§ Textauszug
- - -

Eines der bekanntesten Narrative gegen den Ausbau der erneuerbaren Energien geht so:
„Sonne und Wind produzieren nur höchst unregelmäßig. Wir sind aber auf eine verlässliche Stromversorgung angewiesen. So lange wir keine Speicher haben, brauchen wir daher die Erneuerbaren Energien gar nicht auszubauen – wir müssen sowieso die gesamte Kapazität doppelt vorhalten, nämlich zusätzlich nochmals als fossile Kraftwerke, sparen also gar kein CO2 ein! Vor allem im Winter gibt es längere Phasen ganz ohne Sonne und Wind.„
Dass wir Speicher brauchen, um die Differenzen zwischen Erzeugung und Verbrauch auszugleichen, ist natürlich völlig richtig. Dass wir aber dauerhaft fossile Backup-Kraftwerke brauchen, ist nicht korrekt – aber wo stehen wir in der Speicherfrage aktuell bei den einzelnen Technologien?
Bedarf
Vorbemerkung: Bei den folgenden Betrachtungen müssen immer Leistung (in Gigawatt [GW]) und Kapazität (in Gigawattstunden [GWh]) untersucht werden – diese beiden Größen hängen zusammen, sind aber durchaus nicht identisch.
Wenn die Energiewende komplett vollzogen ist – d.h. sämtliche Gebäude mit Wärmepumpen beheizt werden und sämtliche Auto elektrisch fahren, wird sich unser aktueller Stromverbrauch um ca. zwei Fünftel erhöht haben, von aktuell zwischen 30 und 70 GW auf dann zwischen 60 und 100 GW. In diesem Artikel habe ich ausgerechnet, wie sich die nächtlichen Lücken im Sommer und längere Dunkelflauten im Winter mit Batteriespeichern und grünem Methan überbrücken lassen – ebenfalls unter der Voraussetzung, dass der Ausbau der erneuerbaren Energien abgeschlossen ist. In vorliegenden Artikel wollen wir aber nur die aktuelle Situation und den Zeitraum bis 2030 betrachten; daher gehen wir statt von der dort berechneten nächtlichen Lücke von 600 GWh nur von 360 GWh nächtlichem Speicherbedarf in 2030 aus. Auch der Bedarf zur Überbrückung einer Dunkelflaute sinkt dann von ca. 25.000 GWh auf zunächst nur 15.000 GWh.
Pumpspeicher und Biomasse
Pumpspeicherkraftwerke in Deutschland haben eine Gesamtkapazität von 40 GWh und eine Leistung von 10 GW. Sie sind lange etabliert, weitere Ausbauten sind hier aber nicht zu erwarten.
Auch Biomassekraftwerke haben eine Gesamtleistung von 9 GW. Während sie aktuell konstant durchlaufen, wäre eine flexible Verstromung bei hohem Bedarf sehr viel sinnvoller, da sich der Brennstoff sehr gut aufbewahren lässt. Wenn man die konstante Produktion von 4,3 GW heranzieht, werden pro Tag 103 GWh erzeugt. Bei entsprechendem Ausbau von Lagerkapazitäten und installierter Leistung könnte pro Jahr mehr als genug Brennstoff gesammelt werden, um auch längere Dunkelflauten zu überbrücken.

- - -

§ Gespeicherte Daten
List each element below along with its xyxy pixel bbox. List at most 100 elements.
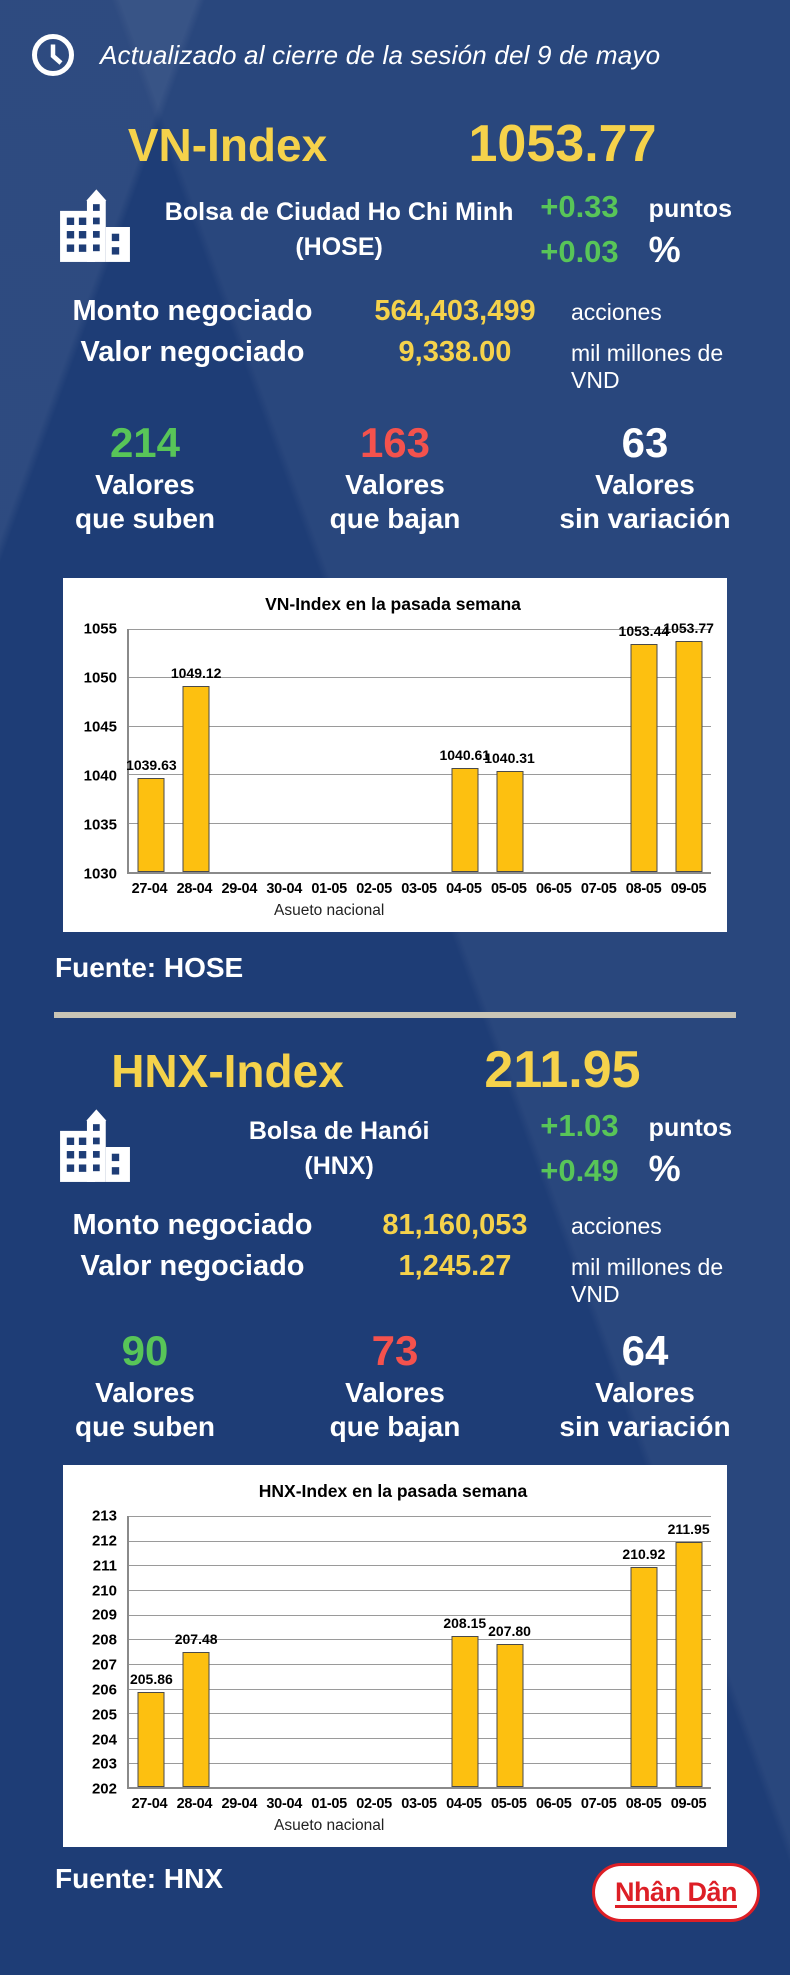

- - -

§ Aufgabenstellung 1
Welche Gesamtkapazität und welche Leistung haben die Pumpspeicherkraftwerke in Deutschland laut dem Textauszug?
§ Aufgabenstellung 2
Schreiben Sie den Abschnitt des Textauszugs wortgetreu ab, beginnend bei „Pumpspeicher und Biomasse“ und endend bei „Dunkelflauten zu überbrücken.“.
Stützen Sie sich ausschließlich auf den Textauszug.

§ Schriftliche Antwort 1
Sie haben eine Gesamtkapazität von 40 GWh und eine Leistung von 10 GW.

§ Schriftliche Antwort 2
Pumpspeicher und Biomasse
Pumpspeicherkraftwerke in Deutschland haben eine Gesamtkapazität von 40 GWh und eine Leistung von 10 GW. Sie sind lange etabliert, weitere Ausbauten sind hier aber nicht zu erwarten.
Auch Biomassekraftwerke haben eine Gesamtleistung von 9 GW. Während sie aktuell konstant durchlaufen, wäre eine flexible Verstromung bei hohem Bedarf sehr viel sinnvoller, da sich der Brennstoff sehr gut aufbewahren lässt. Wenn man die konstante Produktion von 4,3 GW heranzieht, werden pro Tag 103 GWh erzeugt. Bei entsprechendem Ausbau von Lagerkapazitäten und installierter Leistung könnte pro Jahr mehr als genug Brennstoff gesammelt werden, um auch längere Dunkelflauten zu überbrücken.